(TASK TO COMPLETE)
Word for word, transcribe the lines below and drop the pictures.

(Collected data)
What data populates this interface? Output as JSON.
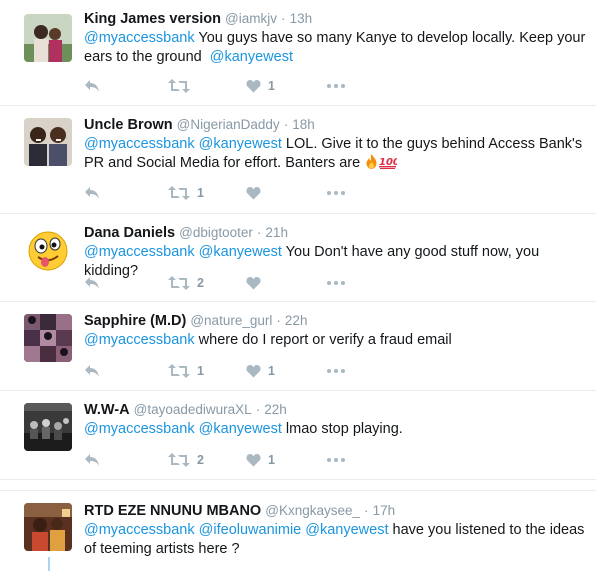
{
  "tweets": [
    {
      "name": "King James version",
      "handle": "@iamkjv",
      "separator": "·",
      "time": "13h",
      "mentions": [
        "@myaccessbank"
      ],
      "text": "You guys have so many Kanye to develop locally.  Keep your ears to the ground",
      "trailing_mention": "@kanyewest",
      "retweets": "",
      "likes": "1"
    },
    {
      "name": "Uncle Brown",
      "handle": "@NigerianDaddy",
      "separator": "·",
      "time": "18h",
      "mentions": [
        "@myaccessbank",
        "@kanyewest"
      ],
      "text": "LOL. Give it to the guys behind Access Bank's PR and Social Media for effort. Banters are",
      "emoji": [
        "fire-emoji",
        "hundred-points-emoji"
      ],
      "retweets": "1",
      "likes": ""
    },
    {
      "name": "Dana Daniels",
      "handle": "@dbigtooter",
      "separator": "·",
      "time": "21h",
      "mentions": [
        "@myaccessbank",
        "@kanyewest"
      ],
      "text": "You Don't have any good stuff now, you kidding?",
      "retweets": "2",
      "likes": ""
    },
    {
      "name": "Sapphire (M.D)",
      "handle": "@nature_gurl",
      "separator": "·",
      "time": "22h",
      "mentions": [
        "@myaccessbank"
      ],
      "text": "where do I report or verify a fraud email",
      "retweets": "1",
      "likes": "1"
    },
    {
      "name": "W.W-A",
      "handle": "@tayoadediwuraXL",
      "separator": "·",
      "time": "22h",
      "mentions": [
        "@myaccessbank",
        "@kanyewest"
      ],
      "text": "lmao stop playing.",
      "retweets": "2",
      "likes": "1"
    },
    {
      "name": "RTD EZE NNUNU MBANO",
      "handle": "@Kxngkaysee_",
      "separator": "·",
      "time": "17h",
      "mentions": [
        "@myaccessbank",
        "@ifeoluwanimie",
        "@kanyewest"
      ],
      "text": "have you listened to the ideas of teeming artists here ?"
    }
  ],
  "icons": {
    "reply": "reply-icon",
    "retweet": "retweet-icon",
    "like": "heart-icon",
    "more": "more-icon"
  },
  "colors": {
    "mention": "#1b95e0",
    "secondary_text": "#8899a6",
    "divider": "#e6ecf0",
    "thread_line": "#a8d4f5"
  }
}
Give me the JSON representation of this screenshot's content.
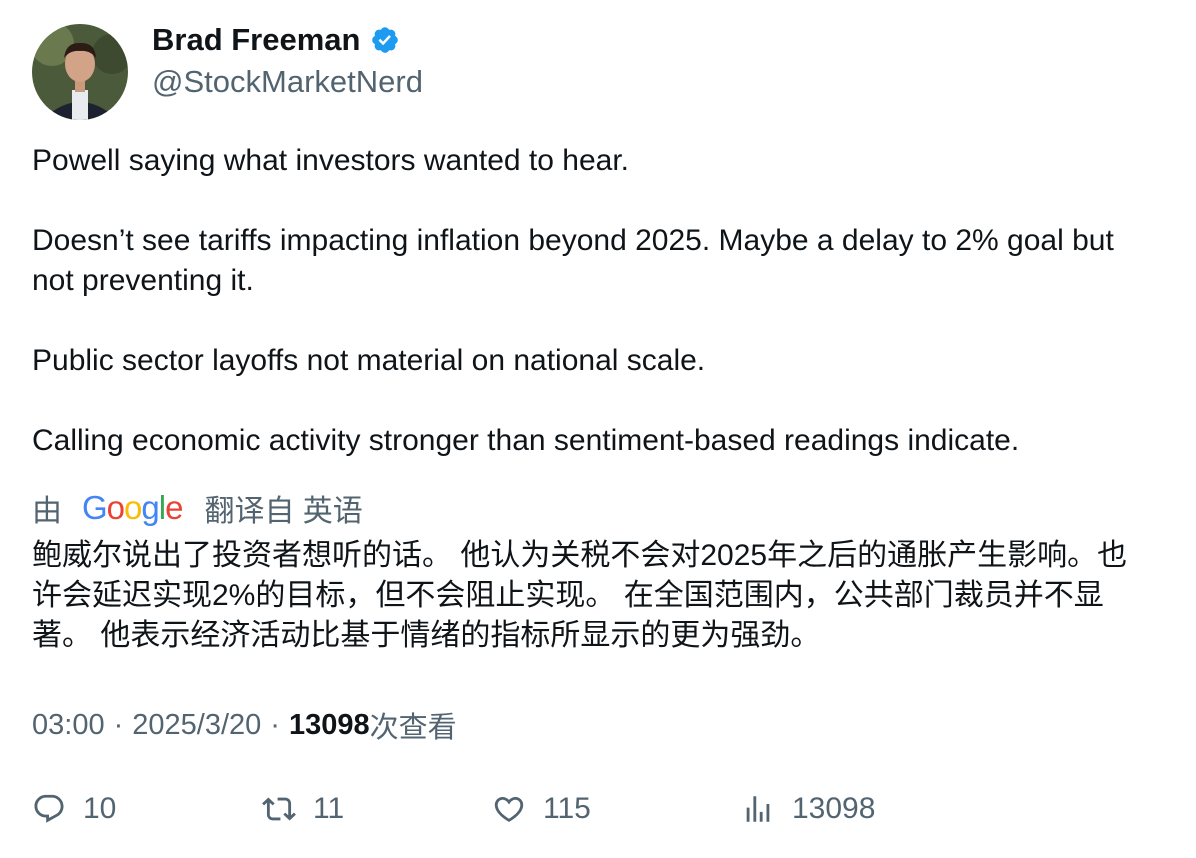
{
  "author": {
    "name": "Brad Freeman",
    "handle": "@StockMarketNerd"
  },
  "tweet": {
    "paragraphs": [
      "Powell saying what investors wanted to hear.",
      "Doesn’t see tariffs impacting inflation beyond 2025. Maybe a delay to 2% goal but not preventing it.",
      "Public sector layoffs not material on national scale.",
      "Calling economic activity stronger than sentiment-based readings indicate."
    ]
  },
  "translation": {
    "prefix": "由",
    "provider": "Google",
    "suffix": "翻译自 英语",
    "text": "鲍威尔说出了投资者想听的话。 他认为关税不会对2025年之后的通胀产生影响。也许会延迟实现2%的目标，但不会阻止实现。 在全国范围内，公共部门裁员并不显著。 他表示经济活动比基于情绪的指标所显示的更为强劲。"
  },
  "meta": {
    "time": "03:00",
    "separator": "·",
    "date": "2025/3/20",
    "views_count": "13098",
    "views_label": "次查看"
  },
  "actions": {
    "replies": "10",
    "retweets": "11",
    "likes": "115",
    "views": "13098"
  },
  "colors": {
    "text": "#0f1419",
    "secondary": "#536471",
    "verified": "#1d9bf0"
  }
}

(REPLY TO THE TASK)
What data populates this interface? Output as JSON.
{
  "tweets": [
    {
      "name": "King James version",
      "handle": "@iamkjv",
      "separator": "·",
      "time": "13h",
      "mentions": [
        "@myaccessbank"
      ],
      "text": "You guys have so many Kanye to develop locally.  Keep your ears to the ground",
      "trailing_mention": "@kanyewest",
      "retweets": "",
      "likes": "1"
    },
    {
      "name": "Uncle Brown",
      "handle": "@NigerianDaddy",
      "separator": "·",
      "time": "18h",
      "mentions": [
        "@myaccessbank",
        "@kanyewest"
      ],
      "text": "LOL. Give it to the guys behind Access Bank's PR and Social Media for effort. Banters are",
      "emoji": [
        "fire-emoji",
        "hundred-points-emoji"
      ],
      "retweets": "1",
      "likes": ""
    },
    {
      "name": "Dana Daniels",
      "handle": "@dbigtooter",
      "separator": "·",
      "time": "21h",
      "mentions": [
        "@myaccessbank",
        "@kanyewest"
      ],
      "text": "You Don't have any good stuff now, you kidding?",
      "retweets": "2",
      "likes": ""
    },
    {
      "name": "Sapphire (M.D)",
      "handle": "@nature_gurl",
      "separator": "·",
      "time": "22h",
      "mentions": [
        "@myaccessbank"
      ],
      "text": "where do I report or verify a fraud email",
      "retweets": "1",
      "likes": "1"
    },
    {
      "name": "W.W-A",
      "handle": "@tayoadediwuraXL",
      "separator": "·",
      "time": "22h",
      "mentions": [
        "@myaccessbank",
        "@kanyewest"
      ],
      "text": "lmao stop playing.",
      "retweets": "2",
      "likes": "1"
    },
    {
      "name": "RTD EZE NNUNU MBANO",
      "handle": "@Kxngkaysee_",
      "separator": "·",
      "time": "17h",
      "mentions": [
        "@myaccessbank",
        "@ifeoluwanimie",
        "@kanyewest"
      ],
      "text": "have you listened to the ideas of teeming artists here ?"
    }
  ],
  "icons": {
    "reply": "reply-icon",
    "retweet": "retweet-icon",
    "like": "heart-icon",
    "more": "more-icon"
  },
  "colors": {
    "mention": "#1b95e0",
    "secondary_text": "#8899a6",
    "divider": "#e6ecf0",
    "thread_line": "#a8d4f5"
  }
}
Give me the JSON representation of this screenshot's content.
{
  "author": {
    "name": "Brad Freeman",
    "handle": "@StockMarketNerd"
  },
  "tweet": {
    "paragraphs": [
      "Powell saying what investors wanted to hear.",
      "Doesn’t see tariffs impacting inflation beyond 2025. Maybe a delay to 2% goal but not preventing it.",
      "Public sector layoffs not material on national scale.",
      "Calling economic activity stronger than sentiment-based readings indicate."
    ]
  },
  "translation": {
    "prefix": "由",
    "provider": "Google",
    "suffix": "翻译自 英语",
    "text": "鲍威尔说出了投资者想听的话。 他认为关税不会对2025年之后的通胀产生影响。也许会延迟实现2%的目标，但不会阻止实现。 在全国范围内，公共部门裁员并不显著。 他表示经济活动比基于情绪的指标所显示的更为强劲。"
  },
  "meta": {
    "time": "03:00",
    "separator": "·",
    "date": "2025/3/20",
    "views_count": "13098",
    "views_label": "次查看"
  },
  "actions": {
    "replies": "10",
    "retweets": "11",
    "likes": "115",
    "views": "13098"
  },
  "colors": {
    "text": "#0f1419",
    "secondary": "#536471",
    "verified": "#1d9bf0"
  }
}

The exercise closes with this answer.